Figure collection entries
————
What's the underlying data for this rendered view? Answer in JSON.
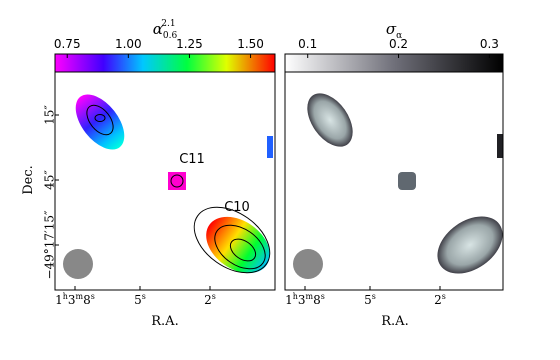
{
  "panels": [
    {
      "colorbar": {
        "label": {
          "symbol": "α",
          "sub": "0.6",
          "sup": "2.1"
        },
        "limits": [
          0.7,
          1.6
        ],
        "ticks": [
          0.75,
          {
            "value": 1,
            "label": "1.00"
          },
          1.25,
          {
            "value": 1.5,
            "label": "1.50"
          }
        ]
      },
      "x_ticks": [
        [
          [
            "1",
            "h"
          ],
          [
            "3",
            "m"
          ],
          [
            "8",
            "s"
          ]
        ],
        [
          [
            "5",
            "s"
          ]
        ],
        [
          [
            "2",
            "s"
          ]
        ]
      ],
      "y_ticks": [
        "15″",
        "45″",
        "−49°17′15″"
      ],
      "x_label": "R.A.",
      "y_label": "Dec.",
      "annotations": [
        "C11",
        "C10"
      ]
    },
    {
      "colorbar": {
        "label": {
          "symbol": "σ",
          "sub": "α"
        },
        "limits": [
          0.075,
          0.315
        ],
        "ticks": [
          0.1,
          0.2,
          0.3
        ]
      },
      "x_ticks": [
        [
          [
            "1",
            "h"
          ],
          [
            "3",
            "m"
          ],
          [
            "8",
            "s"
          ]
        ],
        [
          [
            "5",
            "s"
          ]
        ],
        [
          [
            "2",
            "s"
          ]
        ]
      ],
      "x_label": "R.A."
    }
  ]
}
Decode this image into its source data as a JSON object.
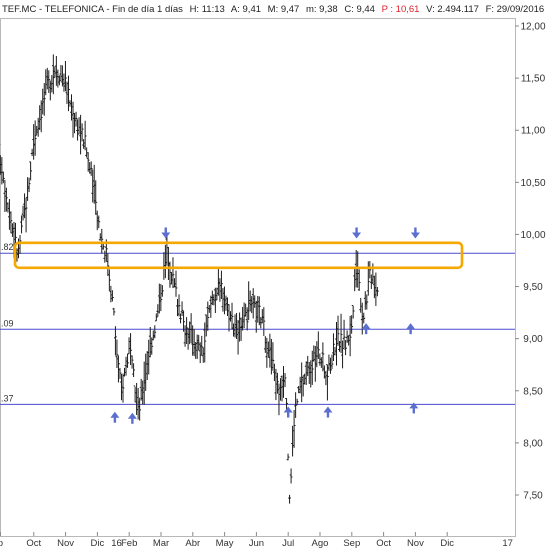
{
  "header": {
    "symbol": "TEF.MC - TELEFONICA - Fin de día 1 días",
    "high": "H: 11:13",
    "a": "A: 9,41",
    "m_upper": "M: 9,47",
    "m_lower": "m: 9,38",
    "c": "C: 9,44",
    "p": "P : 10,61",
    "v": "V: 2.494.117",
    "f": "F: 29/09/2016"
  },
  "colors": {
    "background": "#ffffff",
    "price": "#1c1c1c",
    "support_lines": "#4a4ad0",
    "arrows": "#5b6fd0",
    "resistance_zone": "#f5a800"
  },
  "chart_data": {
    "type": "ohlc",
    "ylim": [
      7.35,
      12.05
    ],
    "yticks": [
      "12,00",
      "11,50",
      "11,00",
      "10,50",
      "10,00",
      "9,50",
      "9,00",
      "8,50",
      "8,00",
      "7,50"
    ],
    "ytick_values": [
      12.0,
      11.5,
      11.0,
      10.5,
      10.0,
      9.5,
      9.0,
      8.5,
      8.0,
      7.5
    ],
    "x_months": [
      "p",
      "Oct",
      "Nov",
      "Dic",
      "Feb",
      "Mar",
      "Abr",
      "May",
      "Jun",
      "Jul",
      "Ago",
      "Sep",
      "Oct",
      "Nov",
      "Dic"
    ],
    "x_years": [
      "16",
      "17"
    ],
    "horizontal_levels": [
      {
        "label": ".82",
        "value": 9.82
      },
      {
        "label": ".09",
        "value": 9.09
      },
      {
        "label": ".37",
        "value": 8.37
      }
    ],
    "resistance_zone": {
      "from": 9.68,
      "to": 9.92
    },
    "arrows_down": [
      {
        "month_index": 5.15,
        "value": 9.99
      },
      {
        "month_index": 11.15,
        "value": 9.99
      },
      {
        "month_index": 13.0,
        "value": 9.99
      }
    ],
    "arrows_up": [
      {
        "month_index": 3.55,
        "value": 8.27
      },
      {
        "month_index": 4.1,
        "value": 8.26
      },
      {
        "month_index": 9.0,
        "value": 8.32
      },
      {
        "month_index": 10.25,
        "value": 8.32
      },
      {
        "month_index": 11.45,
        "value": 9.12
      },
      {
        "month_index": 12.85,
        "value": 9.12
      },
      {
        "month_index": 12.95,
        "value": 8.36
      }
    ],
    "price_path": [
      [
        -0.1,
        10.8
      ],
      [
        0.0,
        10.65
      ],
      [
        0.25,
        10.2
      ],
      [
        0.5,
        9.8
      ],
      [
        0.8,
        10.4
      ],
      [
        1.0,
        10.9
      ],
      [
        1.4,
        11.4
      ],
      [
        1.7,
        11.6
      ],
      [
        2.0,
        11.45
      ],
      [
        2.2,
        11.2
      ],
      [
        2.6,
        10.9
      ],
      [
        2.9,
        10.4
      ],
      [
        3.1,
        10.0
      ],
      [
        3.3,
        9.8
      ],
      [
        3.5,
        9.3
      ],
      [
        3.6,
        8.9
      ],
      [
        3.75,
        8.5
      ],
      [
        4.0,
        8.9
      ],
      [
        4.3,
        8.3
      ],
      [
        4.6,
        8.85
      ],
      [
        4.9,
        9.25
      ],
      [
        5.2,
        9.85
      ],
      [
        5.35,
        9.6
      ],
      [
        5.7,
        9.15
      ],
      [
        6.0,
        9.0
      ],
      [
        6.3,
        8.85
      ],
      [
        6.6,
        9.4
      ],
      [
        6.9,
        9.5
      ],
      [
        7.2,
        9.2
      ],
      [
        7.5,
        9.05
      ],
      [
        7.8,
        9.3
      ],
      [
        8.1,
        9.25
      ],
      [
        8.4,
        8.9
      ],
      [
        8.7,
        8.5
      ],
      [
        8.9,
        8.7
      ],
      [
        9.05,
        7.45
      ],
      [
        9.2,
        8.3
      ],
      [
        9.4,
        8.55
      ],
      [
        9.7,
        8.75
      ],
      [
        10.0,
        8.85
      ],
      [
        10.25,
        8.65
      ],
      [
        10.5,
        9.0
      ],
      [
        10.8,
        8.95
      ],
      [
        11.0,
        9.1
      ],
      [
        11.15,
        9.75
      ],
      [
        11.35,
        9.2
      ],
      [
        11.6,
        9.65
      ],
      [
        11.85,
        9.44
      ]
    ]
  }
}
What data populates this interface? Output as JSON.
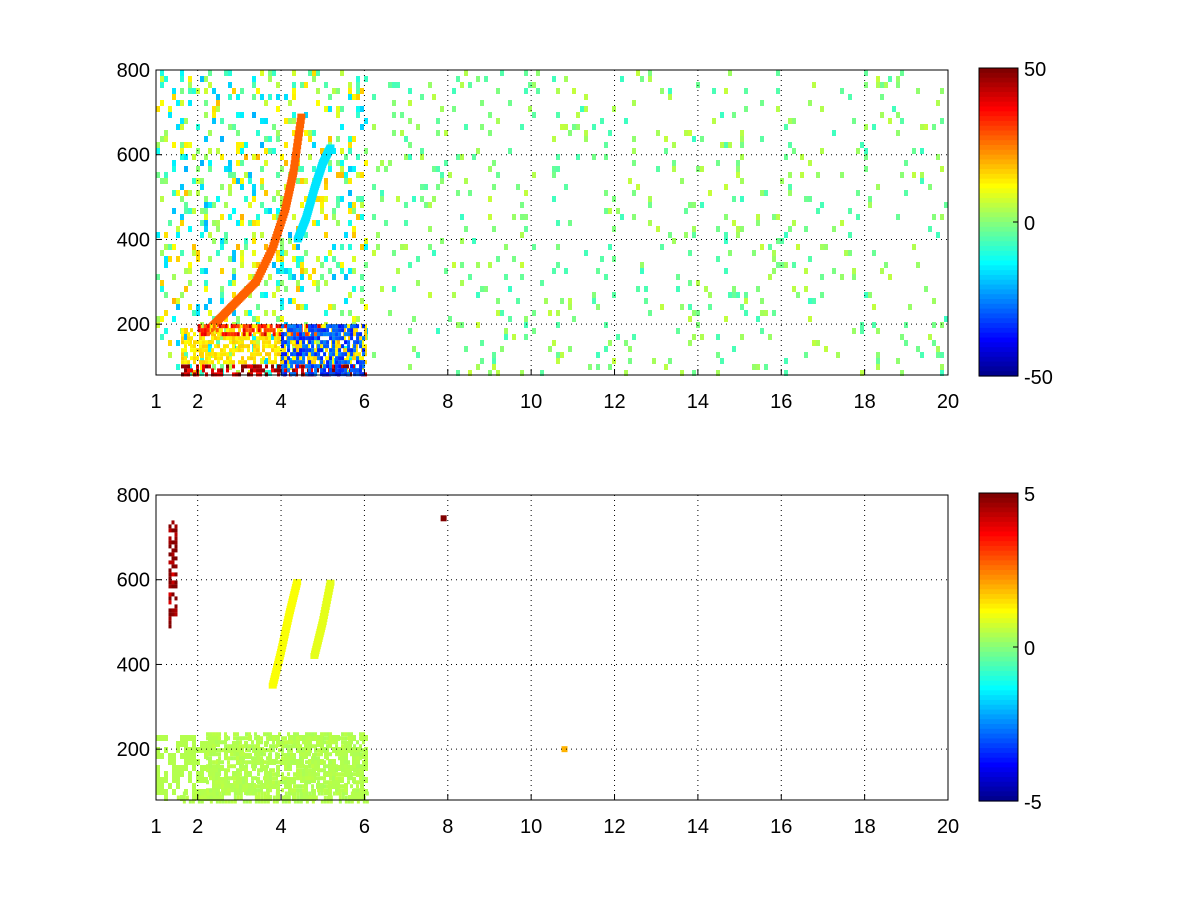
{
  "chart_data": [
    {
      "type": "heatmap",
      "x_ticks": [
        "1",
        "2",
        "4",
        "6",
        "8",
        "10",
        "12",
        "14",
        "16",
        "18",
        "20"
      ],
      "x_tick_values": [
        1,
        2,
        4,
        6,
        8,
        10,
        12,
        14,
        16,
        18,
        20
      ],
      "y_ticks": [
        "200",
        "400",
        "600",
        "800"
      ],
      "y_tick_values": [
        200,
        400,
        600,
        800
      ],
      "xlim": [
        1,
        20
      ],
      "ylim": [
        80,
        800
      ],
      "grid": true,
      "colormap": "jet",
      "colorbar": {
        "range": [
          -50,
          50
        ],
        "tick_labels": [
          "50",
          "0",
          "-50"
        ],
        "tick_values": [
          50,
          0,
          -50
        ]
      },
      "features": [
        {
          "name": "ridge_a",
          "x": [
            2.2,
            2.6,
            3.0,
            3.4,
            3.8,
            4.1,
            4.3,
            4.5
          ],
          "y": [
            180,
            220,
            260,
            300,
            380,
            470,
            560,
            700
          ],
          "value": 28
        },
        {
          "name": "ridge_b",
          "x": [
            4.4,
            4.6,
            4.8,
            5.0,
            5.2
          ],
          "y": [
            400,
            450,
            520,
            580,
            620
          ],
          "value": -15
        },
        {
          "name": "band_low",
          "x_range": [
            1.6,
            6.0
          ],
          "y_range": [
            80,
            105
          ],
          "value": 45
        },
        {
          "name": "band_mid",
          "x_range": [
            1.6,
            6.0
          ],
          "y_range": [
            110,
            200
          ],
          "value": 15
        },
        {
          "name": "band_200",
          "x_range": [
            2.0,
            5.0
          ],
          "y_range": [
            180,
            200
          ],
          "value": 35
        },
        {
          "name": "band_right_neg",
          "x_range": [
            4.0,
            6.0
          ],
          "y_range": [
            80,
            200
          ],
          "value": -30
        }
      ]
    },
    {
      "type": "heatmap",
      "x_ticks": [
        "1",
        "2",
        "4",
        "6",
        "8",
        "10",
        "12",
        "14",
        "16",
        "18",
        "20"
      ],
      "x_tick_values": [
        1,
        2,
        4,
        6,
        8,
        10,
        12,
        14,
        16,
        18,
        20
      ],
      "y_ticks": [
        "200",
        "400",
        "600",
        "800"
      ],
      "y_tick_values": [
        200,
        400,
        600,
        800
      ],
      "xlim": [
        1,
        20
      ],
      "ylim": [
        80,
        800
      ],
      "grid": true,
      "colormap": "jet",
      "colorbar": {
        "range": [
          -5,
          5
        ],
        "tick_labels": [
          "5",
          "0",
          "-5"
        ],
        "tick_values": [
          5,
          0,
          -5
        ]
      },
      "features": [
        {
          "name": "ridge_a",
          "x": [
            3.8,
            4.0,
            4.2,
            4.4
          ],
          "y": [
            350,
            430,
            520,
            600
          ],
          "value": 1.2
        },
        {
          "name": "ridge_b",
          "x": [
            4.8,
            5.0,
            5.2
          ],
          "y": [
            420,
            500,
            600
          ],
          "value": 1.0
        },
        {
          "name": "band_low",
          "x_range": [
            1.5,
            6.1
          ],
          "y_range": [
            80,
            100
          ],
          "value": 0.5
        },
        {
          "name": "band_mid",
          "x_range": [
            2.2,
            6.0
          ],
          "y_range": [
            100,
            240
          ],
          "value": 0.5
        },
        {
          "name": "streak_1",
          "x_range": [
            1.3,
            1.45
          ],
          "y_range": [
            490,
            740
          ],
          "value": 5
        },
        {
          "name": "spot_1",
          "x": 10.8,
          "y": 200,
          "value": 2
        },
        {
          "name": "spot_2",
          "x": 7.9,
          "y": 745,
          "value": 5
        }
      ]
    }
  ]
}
————
What is required:
Of the lines above, copy each that contains "symbol".

Written response:
          "symbol": "α",
          "symbol": "σ",
    "symbol": "TEF.MC - TELEFONICA - Fin de día 1 días",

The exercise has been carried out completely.